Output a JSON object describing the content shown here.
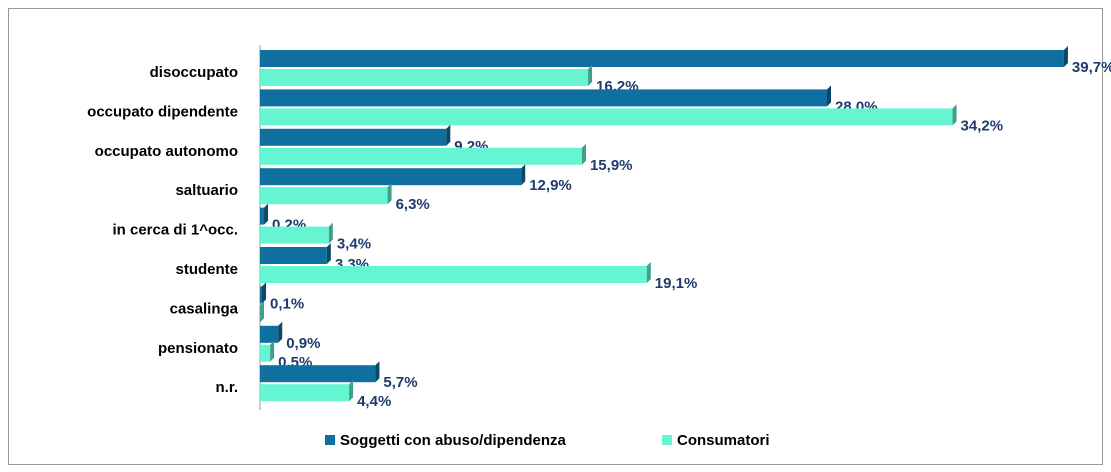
{
  "chart_data": {
    "type": "bar",
    "orientation": "horizontal",
    "categories": [
      "disoccupato",
      "occupato dipendente",
      "occupato autonomo",
      "saltuario",
      "in cerca di 1^occ.",
      "studente",
      "casalinga",
      "pensionato",
      "n.r."
    ],
    "series": [
      {
        "name": "Soggetti con abuso/dipendenza",
        "color": "#0f6f9e",
        "values": [
          39.7,
          28.0,
          9.2,
          12.9,
          0.2,
          3.3,
          0.1,
          0.9,
          5.7
        ],
        "value_labels": [
          "39,7%",
          "28.0%",
          "9,2%",
          "12,9%",
          "0,2%",
          "3,3%",
          "0,1%",
          "0,9%",
          "5,7%"
        ]
      },
      {
        "name": "Consumatori",
        "color": "#66f5d2",
        "values": [
          16.2,
          34.2,
          15.9,
          6.3,
          3.4,
          19.1,
          0,
          0.5,
          4.4
        ],
        "value_labels": [
          "16,2%",
          "34,2%",
          "15,9%",
          "6,3%",
          "3,4%",
          "19,1%",
          null,
          "0,5%",
          "4,4%"
        ]
      }
    ],
    "xlim": [
      0,
      40
    ],
    "legend": "bottom"
  }
}
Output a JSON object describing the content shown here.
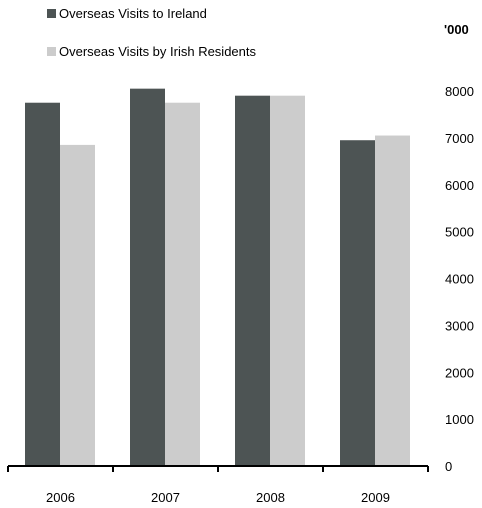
{
  "chart_data": {
    "type": "bar",
    "categories": [
      "2006",
      "2007",
      "2008",
      "2009"
    ],
    "series": [
      {
        "name": "Overseas Visits to Ireland",
        "values": [
          7750,
          8050,
          7900,
          6950
        ],
        "color": "#4d5454"
      },
      {
        "name": "Overseas Visits by Irish Residents",
        "values": [
          6850,
          7750,
          7900,
          7050
        ],
        "color": "#cccccc"
      }
    ],
    "unit_label": "'000",
    "ylim": [
      0,
      8000
    ],
    "yticks": [
      "0",
      "1000",
      "2000",
      "3000",
      "4000",
      "5000",
      "6000",
      "7000",
      "8000"
    ],
    "y_axis_side": "right",
    "legend_position": "top-left",
    "grid": false
  }
}
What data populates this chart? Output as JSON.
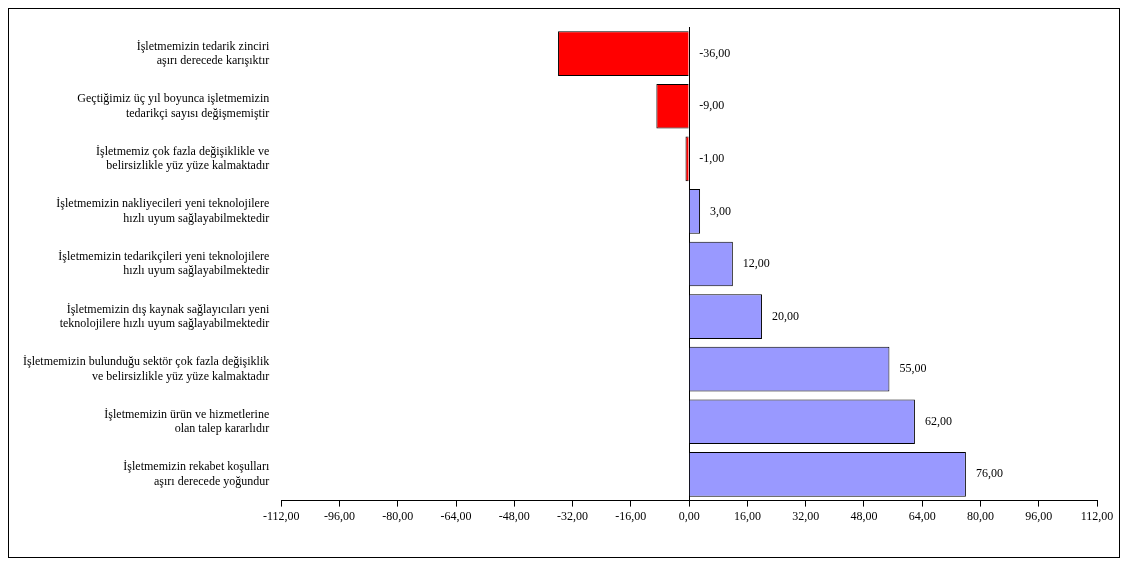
{
  "chart_data": {
    "type": "bar",
    "orientation": "horizontal",
    "categories": [
      "İşletmemizin tedarik zinciri aşırı derecede karışıktır",
      "Geçtiğimiz üç yıl boyunca işletmemizin tedarikçi sayısı değişmemiştir",
      "İşletmemiz çok fazla değişiklikle ve belirsizlikle yüz yüze kalmaktadır",
      "İşletmemizin nakliyecileri yeni teknolojilere hızlı uyum sağlayabilmektedir",
      "İşletmemizin tedarikçileri yeni teknolojilere hızlı uyum sağlayabilmektedir",
      "İşletmemizin dış kaynak sağlayıcıları yeni teknolojilere hızlı uyum sağlayabilmektedir",
      "İşletmemizin bulunduğu sektör çok fazla değişiklik ve belirsizlikle yüz yüze kalmaktadır",
      "İşletmemizin ürün ve hizmetlerine olan talep kararlıdır",
      "İşletmemizin rekabet koşulları aşırı derecede yoğundur"
    ],
    "values": [
      -36,
      -9,
      -1,
      3,
      12,
      20,
      55,
      62,
      76
    ],
    "colors": [
      "#ff0000",
      "#ff0000",
      "#ff0000",
      "#9999ff",
      "#9999ff",
      "#9999ff",
      "#9999ff",
      "#9999ff",
      "#9999ff"
    ],
    "value_labels": [
      "-36,00",
      "-9,00",
      "-1,00",
      "3,00",
      "12,00",
      "20,00",
      "55,00",
      "62,00",
      "76,00"
    ],
    "xlim": [
      -112,
      112
    ],
    "xticks": [
      {
        "value": -112,
        "label": "-112,00"
      },
      {
        "value": -96,
        "label": "-96,00"
      },
      {
        "value": -80,
        "label": "-80,00"
      },
      {
        "value": -64,
        "label": "-64,00"
      },
      {
        "value": -48,
        "label": "-48,00"
      },
      {
        "value": -32,
        "label": "-32,00"
      },
      {
        "value": -16,
        "label": "-16,00"
      },
      {
        "value": 0,
        "label": "0,00"
      },
      {
        "value": 16,
        "label": "16,00"
      },
      {
        "value": 32,
        "label": "32,00"
      },
      {
        "value": 48,
        "label": "48,00"
      },
      {
        "value": 64,
        "label": "64,00"
      },
      {
        "value": 80,
        "label": "80,00"
      },
      {
        "value": 96,
        "label": "96,00"
      },
      {
        "value": 112,
        "label": "112,00"
      }
    ],
    "legend": false
  }
}
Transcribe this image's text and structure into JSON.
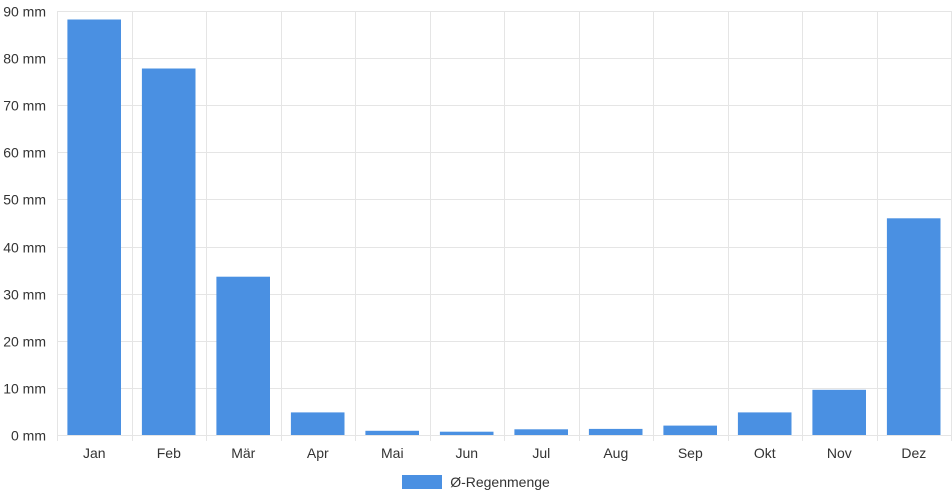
{
  "chart_data": {
    "type": "bar",
    "categories": [
      "Jan",
      "Feb",
      "Mär",
      "Apr",
      "Mai",
      "Jun",
      "Jul",
      "Aug",
      "Sep",
      "Okt",
      "Nov",
      "Dez"
    ],
    "series": [
      {
        "name": "Ø-Regenmenge",
        "values": [
          88.2,
          77.8,
          33.6,
          4.8,
          0.9,
          0.7,
          1.2,
          1.3,
          2.0,
          4.8,
          9.6,
          46.0
        ]
      }
    ],
    "unit": "mm",
    "ylim": [
      0,
      90
    ],
    "yticks": [
      0,
      10,
      20,
      30,
      40,
      50,
      60,
      70,
      80,
      90
    ],
    "ytick_labels": [
      "0 mm",
      "10 mm",
      "20 mm",
      "30 mm",
      "40 mm",
      "50 mm",
      "60 mm",
      "70 mm",
      "80 mm",
      "90 mm"
    ],
    "grid": true,
    "legend_position": "bottom-center",
    "bar_color": "#4a90e2",
    "grid_color": "#e5e5e5"
  }
}
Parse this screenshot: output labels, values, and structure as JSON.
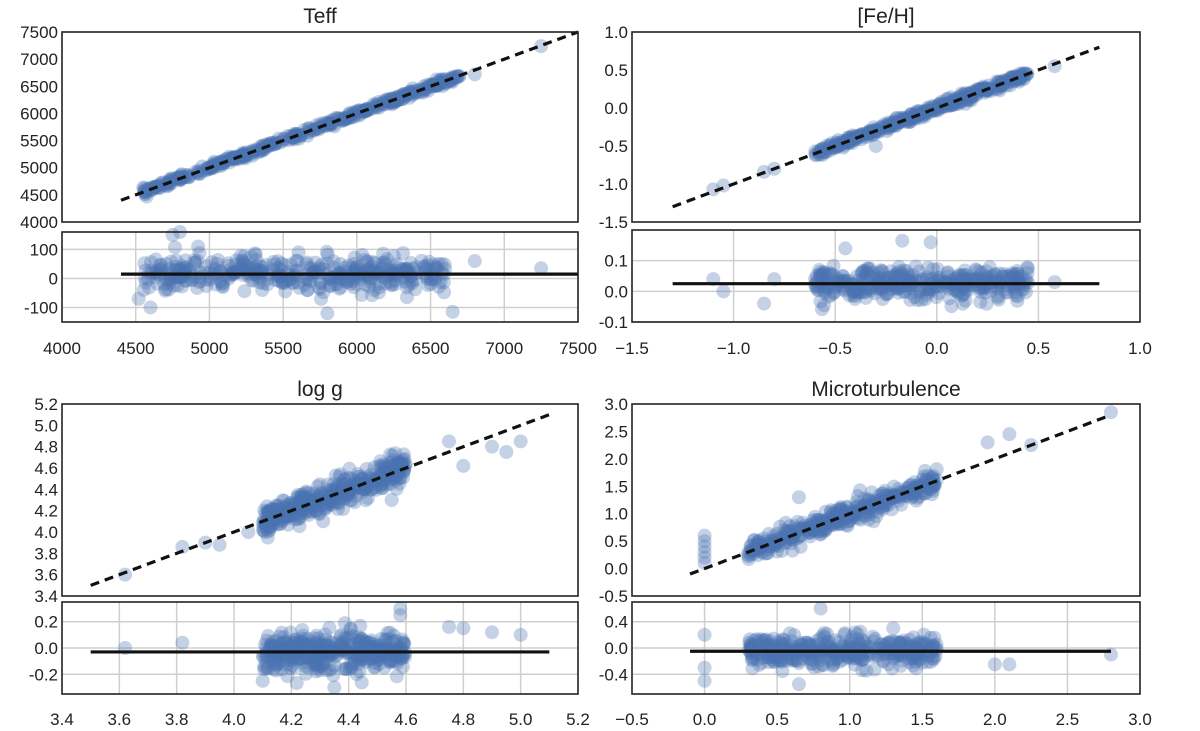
{
  "chart_data": [
    {
      "type": "scatter",
      "title": "Teff",
      "main": {
        "xlim": [
          4000,
          7500
        ],
        "ylim": [
          4000,
          7500
        ],
        "yticks": [
          4000,
          4500,
          5000,
          5500,
          6000,
          6500,
          7000,
          7500
        ],
        "one_to_one_line": [
          [
            4400,
            4400
          ],
          [
            7500,
            7500
          ]
        ],
        "cloud": {
          "x_range": [
            4550,
            6700
          ],
          "scatter": 30,
          "n": 420
        },
        "outliers": [
          [
            7250,
            7240
          ],
          [
            6800,
            6720
          ],
          [
            6650,
            6640
          ],
          [
            6600,
            6560
          ]
        ]
      },
      "residual": {
        "ylim": [
          -150,
          160
        ],
        "yticks": [
          -100,
          0,
          100
        ],
        "offset": 15,
        "cloud": {
          "x_range": [
            4550,
            6600
          ],
          "scatter": 30,
          "n": 420
        },
        "outliers": [
          [
            4800,
            160
          ],
          [
            4750,
            150
          ],
          [
            5800,
            -120
          ],
          [
            6650,
            -115
          ],
          [
            7250,
            35
          ],
          [
            6800,
            60
          ],
          [
            4600,
            -100
          ],
          [
            4520,
            -70
          ]
        ]
      },
      "xticks": [
        4000,
        4500,
        5000,
        5500,
        6000,
        6500,
        7000,
        7500
      ]
    },
    {
      "type": "scatter",
      "title": "[Fe/H]",
      "main": {
        "xlim": [
          -1.5,
          1.0
        ],
        "ylim": [
          -1.5,
          1.0
        ],
        "yticks": [
          -1.5,
          -1.0,
          -0.5,
          0.0,
          0.5,
          1.0
        ],
        "one_to_one_line": [
          [
            -1.3,
            -1.3
          ],
          [
            0.8,
            0.8
          ]
        ],
        "cloud": {
          "x_range": [
            -0.6,
            0.45
          ],
          "scatter": 0.03,
          "n": 380
        },
        "outliers": [
          [
            -1.1,
            -1.07
          ],
          [
            -1.05,
            -1.02
          ],
          [
            -0.85,
            -0.84
          ],
          [
            -0.8,
            -0.8
          ],
          [
            0.58,
            0.55
          ],
          [
            -0.3,
            -0.5
          ]
        ]
      },
      "residual": {
        "ylim": [
          -0.1,
          0.2
        ],
        "yticks": [
          -0.1,
          0.0,
          0.1
        ],
        "offset": 0.025,
        "cloud": {
          "x_range": [
            -0.6,
            0.45
          ],
          "scatter": 0.025,
          "n": 380
        },
        "outliers": [
          [
            -0.17,
            0.165
          ],
          [
            -0.03,
            0.16
          ],
          [
            -0.45,
            0.14
          ],
          [
            -1.1,
            0.04
          ],
          [
            -1.05,
            0.0
          ],
          [
            -0.85,
            -0.04
          ],
          [
            0.58,
            0.03
          ],
          [
            -0.8,
            0.04
          ]
        ]
      },
      "xticks": [
        -1.5,
        -1.0,
        -0.5,
        0.0,
        0.5,
        1.0
      ]
    },
    {
      "type": "scatter",
      "title": "log g",
      "main": {
        "xlim": [
          3.4,
          5.2
        ],
        "ylim": [
          3.4,
          5.2
        ],
        "yticks": [
          3.4,
          3.6,
          3.8,
          4.0,
          4.2,
          4.4,
          4.6,
          4.8,
          5.0,
          5.2
        ],
        "one_to_one_line": [
          [
            3.5,
            3.5
          ],
          [
            5.1,
            5.1
          ]
        ],
        "cloud": {
          "x_range": [
            4.1,
            4.6
          ],
          "scatter": 0.07,
          "n": 420
        },
        "outliers": [
          [
            3.62,
            3.6
          ],
          [
            3.82,
            3.86
          ],
          [
            3.9,
            3.9
          ],
          [
            3.95,
            3.88
          ],
          [
            4.05,
            4.0
          ],
          [
            4.55,
            4.3
          ],
          [
            4.8,
            4.62
          ],
          [
            4.9,
            4.8
          ],
          [
            4.95,
            4.75
          ],
          [
            5.0,
            4.85
          ],
          [
            4.75,
            4.85
          ]
        ]
      },
      "residual": {
        "ylim": [
          -0.35,
          0.35
        ],
        "yticks": [
          -0.2,
          0.0,
          0.2
        ],
        "offset": -0.03,
        "cloud": {
          "x_range": [
            4.1,
            4.6
          ],
          "scatter": 0.07,
          "n": 420
        },
        "outliers": [
          [
            4.58,
            0.3
          ],
          [
            4.58,
            0.25
          ],
          [
            4.1,
            -0.25
          ],
          [
            4.35,
            -0.3
          ],
          [
            3.62,
            0.0
          ],
          [
            3.82,
            0.04
          ],
          [
            4.8,
            0.15
          ],
          [
            4.9,
            0.12
          ],
          [
            5.0,
            0.1
          ],
          [
            4.75,
            0.16
          ]
        ]
      },
      "xticks": [
        3.4,
        3.6,
        3.8,
        4.0,
        4.2,
        4.4,
        4.6,
        4.8,
        5.0,
        5.2
      ]
    },
    {
      "type": "scatter",
      "title": "Microturbulence",
      "main": {
        "xlim": [
          -0.5,
          3.0
        ],
        "ylim": [
          -0.5,
          3.0
        ],
        "yticks": [
          -0.5,
          0.0,
          0.5,
          1.0,
          1.5,
          2.0,
          2.5,
          3.0
        ],
        "one_to_one_line": [
          [
            -0.1,
            -0.1
          ],
          [
            2.8,
            2.8
          ]
        ],
        "cloud": {
          "x_range": [
            0.3,
            1.6
          ],
          "scatter": 0.1,
          "n": 380
        },
        "outliers": [
          [
            0.0,
            0.6
          ],
          [
            0.0,
            0.5
          ],
          [
            0.0,
            0.4
          ],
          [
            0.0,
            0.3
          ],
          [
            0.0,
            0.2
          ],
          [
            0.0,
            0.1
          ],
          [
            0.65,
            1.3
          ],
          [
            1.95,
            2.3
          ],
          [
            2.1,
            2.45
          ],
          [
            2.25,
            2.25
          ],
          [
            2.8,
            2.85
          ]
        ]
      },
      "residual": {
        "ylim": [
          -0.7,
          0.7
        ],
        "yticks": [
          -0.4,
          0.0,
          0.4
        ],
        "offset": -0.05,
        "cloud": {
          "x_range": [
            0.3,
            1.6
          ],
          "scatter": 0.12,
          "n": 380
        },
        "outliers": [
          [
            0.0,
            -0.5
          ],
          [
            0.0,
            -0.3
          ],
          [
            0.0,
            0.2
          ],
          [
            0.8,
            0.6
          ],
          [
            0.65,
            -0.55
          ],
          [
            2.0,
            -0.25
          ],
          [
            2.1,
            -0.25
          ],
          [
            2.8,
            -0.1
          ],
          [
            1.3,
            0.3
          ]
        ]
      },
      "xticks": [
        -0.5,
        0.0,
        0.5,
        1.0,
        1.5,
        2.0,
        2.5,
        3.0
      ]
    }
  ]
}
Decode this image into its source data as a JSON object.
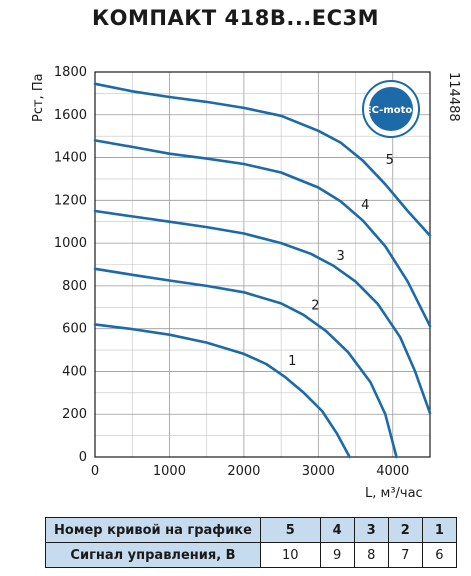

• • • • •

§ PROBLEM TO WORK ON:
Collect each line holding the string "into".

§ WRITTEN SOLUTION:
Transcribe this image's text and structure into JSON.
Decode this image into its source data as a JSON object.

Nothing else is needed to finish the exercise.